• _What is needed_
Go through the listing beneath this task and return every line that carries the string "Pradl".
— START Information shown —
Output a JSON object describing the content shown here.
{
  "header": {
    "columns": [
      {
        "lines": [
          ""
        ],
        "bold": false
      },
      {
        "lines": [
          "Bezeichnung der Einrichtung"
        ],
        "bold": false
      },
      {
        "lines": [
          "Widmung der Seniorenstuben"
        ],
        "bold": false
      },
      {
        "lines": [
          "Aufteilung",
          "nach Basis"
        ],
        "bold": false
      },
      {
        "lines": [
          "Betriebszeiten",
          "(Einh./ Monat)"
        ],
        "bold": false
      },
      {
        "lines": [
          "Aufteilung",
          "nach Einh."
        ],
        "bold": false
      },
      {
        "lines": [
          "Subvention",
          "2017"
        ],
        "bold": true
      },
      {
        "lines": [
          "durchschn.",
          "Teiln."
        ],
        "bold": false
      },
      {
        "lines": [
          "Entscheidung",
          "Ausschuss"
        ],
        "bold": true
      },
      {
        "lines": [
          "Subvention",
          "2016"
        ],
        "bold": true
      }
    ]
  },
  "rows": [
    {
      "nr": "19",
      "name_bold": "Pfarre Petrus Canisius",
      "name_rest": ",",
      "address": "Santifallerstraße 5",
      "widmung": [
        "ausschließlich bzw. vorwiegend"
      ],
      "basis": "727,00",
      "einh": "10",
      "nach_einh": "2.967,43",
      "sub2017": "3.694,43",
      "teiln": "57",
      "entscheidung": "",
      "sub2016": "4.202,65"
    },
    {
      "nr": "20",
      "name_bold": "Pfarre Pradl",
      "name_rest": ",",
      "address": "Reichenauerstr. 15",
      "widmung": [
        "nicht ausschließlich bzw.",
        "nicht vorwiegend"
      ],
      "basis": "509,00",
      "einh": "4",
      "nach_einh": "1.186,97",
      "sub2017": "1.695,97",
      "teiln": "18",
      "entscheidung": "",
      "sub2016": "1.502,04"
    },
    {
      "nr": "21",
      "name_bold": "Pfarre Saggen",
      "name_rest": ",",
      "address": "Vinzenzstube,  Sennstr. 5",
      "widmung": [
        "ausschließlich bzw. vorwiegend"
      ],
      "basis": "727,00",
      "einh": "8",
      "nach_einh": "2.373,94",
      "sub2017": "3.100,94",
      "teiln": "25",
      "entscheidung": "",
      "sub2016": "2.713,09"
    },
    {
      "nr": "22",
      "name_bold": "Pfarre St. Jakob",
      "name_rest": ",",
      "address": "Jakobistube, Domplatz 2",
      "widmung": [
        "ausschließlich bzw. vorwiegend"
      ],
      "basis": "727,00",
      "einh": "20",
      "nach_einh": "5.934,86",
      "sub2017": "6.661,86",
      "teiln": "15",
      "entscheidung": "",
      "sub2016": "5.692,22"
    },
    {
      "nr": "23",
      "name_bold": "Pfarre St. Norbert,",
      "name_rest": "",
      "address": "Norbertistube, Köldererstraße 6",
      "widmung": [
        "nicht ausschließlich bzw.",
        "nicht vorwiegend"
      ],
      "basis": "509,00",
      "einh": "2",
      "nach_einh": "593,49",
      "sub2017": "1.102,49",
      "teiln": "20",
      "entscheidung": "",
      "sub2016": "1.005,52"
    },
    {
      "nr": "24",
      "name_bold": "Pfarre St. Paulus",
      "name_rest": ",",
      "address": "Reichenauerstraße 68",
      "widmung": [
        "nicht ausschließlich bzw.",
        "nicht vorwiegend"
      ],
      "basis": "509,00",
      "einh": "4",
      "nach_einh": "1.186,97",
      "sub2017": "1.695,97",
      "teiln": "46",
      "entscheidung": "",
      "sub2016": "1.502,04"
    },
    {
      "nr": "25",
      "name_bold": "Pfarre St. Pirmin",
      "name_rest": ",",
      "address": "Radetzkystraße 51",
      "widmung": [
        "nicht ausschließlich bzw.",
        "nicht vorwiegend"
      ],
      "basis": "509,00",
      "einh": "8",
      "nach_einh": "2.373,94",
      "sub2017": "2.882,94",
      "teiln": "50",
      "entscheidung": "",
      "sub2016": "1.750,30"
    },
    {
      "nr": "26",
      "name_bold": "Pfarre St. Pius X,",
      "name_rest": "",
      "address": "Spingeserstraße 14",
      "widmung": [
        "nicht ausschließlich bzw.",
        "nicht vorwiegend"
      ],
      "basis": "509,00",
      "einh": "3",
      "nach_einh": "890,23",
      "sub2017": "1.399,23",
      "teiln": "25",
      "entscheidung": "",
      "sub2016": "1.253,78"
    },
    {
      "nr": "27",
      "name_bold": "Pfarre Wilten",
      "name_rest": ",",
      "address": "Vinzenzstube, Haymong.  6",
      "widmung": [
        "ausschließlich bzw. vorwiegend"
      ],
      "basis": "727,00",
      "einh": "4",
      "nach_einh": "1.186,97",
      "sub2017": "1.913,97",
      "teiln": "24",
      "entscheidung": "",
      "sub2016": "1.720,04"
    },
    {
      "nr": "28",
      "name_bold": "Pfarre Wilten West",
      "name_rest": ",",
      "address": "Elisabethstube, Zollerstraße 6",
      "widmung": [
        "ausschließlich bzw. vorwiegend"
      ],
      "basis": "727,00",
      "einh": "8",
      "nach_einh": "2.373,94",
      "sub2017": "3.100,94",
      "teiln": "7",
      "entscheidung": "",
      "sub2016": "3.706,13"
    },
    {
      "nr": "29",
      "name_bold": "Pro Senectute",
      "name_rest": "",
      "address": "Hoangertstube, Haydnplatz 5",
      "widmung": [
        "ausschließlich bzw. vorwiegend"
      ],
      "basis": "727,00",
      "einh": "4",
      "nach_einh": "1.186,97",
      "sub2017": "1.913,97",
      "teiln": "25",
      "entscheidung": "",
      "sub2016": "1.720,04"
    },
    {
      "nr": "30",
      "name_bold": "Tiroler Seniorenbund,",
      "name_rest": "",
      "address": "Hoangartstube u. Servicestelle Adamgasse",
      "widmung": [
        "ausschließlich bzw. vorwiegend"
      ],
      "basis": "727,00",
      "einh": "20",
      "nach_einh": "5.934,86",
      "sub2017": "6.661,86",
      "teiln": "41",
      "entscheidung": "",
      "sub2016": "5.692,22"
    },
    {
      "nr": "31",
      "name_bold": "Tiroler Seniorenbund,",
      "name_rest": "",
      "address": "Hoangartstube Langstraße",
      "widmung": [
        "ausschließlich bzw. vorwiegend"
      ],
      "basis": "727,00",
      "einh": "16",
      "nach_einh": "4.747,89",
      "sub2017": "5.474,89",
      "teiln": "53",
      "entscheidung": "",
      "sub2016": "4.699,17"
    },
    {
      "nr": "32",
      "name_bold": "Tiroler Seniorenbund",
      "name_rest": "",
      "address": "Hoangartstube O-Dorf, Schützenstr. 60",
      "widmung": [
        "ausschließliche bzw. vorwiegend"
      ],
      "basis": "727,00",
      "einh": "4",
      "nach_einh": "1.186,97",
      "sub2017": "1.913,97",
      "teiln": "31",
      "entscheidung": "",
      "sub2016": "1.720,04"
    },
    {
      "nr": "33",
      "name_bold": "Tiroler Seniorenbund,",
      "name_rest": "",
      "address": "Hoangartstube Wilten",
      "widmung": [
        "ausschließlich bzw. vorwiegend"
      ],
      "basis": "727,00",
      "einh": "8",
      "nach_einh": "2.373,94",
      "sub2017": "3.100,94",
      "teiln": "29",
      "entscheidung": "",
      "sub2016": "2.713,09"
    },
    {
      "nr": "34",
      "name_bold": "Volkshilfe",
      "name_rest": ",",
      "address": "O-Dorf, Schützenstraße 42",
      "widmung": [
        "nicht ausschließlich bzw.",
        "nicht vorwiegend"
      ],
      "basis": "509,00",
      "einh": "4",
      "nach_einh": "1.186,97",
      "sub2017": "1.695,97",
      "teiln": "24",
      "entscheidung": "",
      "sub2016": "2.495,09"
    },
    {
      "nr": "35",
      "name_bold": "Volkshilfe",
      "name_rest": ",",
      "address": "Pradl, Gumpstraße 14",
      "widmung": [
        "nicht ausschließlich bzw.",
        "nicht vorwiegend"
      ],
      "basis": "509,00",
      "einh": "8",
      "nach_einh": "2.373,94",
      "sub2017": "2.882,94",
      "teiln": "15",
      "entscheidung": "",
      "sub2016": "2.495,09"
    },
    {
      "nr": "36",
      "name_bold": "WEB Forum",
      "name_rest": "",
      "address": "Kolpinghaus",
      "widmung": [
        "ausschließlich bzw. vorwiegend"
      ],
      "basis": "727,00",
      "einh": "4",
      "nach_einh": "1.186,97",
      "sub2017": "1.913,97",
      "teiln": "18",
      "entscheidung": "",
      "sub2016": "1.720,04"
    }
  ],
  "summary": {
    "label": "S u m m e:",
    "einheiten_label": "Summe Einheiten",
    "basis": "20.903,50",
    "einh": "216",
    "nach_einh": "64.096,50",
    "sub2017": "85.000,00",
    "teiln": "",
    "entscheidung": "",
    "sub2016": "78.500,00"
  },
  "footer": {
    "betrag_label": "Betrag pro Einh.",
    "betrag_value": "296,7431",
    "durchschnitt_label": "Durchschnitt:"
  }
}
— END Information shown —
• _Written solution_
      "name_bold": "Pfarre Pradl",
      "address": "Pradl, Gumpstraße 14",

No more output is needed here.